■ TASKS TO CARRY OUT:
#1 Swap "disk" for "network" in the ext2 patch message, starting with "On Fri, 24 Nov" and going on through "of disk i/o.".
#2 Supply the next part of the ext2 patch message, picking up right after its final line.

■ TEXT SHOWN:

========================================================================

On Fri, 24 Nov 2000, Mohammad A. Haque wrote:

> I got the error while I was compiling XFree86 4 CVS and kernel. So
> that's what I've been doing in multiples along witha couple otehr things
> thrown inthe mix to generate lots of disk i/o.

Error messages would be interesting... So far we have _both_ 2.95 and 2.91
involved, raid and non-raid alike. Just fscking peachy... OK, let's try
to eliminate ext2 changes (if that helps we have a big problem somewhere,
but that's at least something):

patch -p1 -R <<EOF
--- rc11-pre5/fs/ext2/ialloc.c  Wed Oct  4 03:44:54 2000
+++ rc11-pre6/fs/ext2/ialloc.c  Fri Nov 17 02:23:19 2000
@@ -274,15 +274,13 @@
                return NULL;
        }
 
-       inode = get_empty_inode ();
+       sb = dir->i_sb;
+       inode = new_inode(sb);
        if (!inode) {
                *err = -ENOMEM;
                return NULL;
        }
 
-       sb = dir->i_sb;
-       inode->i_sb = sb;
-       inode->i_flags = 0;
        lock_super (sb);
        es = sb->u.ext2_sb.s_es;
 repeat:
@@ -430,9 +428,6 @@
        mark_buffer_dirty(sb->u.ext2_sb.s_sbh);
        sb->s_dirt = 1;
        inode->i_mode = mode;
-       inode->i_sb = sb;
-       inode->i_nlink = 1;
-       inode->i_dev = sb->s_dev;
        inode->i_uid = current->fsuid;
        if (test_opt (sb, GRPID))

========================================================================

■ PROVIDED MATERIAL:
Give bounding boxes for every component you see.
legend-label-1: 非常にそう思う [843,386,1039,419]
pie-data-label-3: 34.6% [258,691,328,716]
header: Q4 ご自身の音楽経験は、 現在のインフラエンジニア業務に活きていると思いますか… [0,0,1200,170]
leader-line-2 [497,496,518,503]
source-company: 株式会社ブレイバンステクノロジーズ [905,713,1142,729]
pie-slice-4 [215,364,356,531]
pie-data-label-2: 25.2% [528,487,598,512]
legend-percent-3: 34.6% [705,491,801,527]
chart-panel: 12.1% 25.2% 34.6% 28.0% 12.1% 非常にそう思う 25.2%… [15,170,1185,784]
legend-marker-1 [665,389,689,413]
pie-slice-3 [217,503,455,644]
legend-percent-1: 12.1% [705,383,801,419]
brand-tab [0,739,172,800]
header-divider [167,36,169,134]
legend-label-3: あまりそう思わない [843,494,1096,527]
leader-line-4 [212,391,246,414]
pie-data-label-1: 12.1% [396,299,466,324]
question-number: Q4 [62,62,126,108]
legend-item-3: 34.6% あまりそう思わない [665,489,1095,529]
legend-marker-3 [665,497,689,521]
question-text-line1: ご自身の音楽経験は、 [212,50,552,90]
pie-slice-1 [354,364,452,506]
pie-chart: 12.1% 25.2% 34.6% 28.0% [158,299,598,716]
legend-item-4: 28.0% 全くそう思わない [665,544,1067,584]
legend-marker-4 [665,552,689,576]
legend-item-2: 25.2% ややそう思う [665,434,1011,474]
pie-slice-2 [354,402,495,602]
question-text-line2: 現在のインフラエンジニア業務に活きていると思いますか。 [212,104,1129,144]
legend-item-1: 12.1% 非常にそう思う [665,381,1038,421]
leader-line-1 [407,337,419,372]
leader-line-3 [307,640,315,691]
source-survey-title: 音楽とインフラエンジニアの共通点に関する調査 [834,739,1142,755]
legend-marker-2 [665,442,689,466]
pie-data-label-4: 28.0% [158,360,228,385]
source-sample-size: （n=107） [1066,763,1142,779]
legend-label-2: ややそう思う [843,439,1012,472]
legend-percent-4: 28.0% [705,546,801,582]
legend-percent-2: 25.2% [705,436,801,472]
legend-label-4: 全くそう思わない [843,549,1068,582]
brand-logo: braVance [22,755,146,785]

========================================================================

■ ANSWERS BY TASK:
#1
On Fri, 24 Nov 2000, Mohammad A. Haque wrote:

> I got the error while I was compiling XFree86 4 CVS and kernel. So
> that's what I've been doing in multiples along witha couple otehr things
> thrown inthe mix to generate lots of network i/o.

#2
                inode->i_gid = dir->i_gid;
EOF

Notice that if reverting that change stops the fs corruption we _still_
have a problem - the only case when it could help is if something touches
an inode allocated by get_empty_inode() before it gets included into the
hash.

BTW, folks, while we are looking at the configurations - how about highmem
and SMP vs. UP?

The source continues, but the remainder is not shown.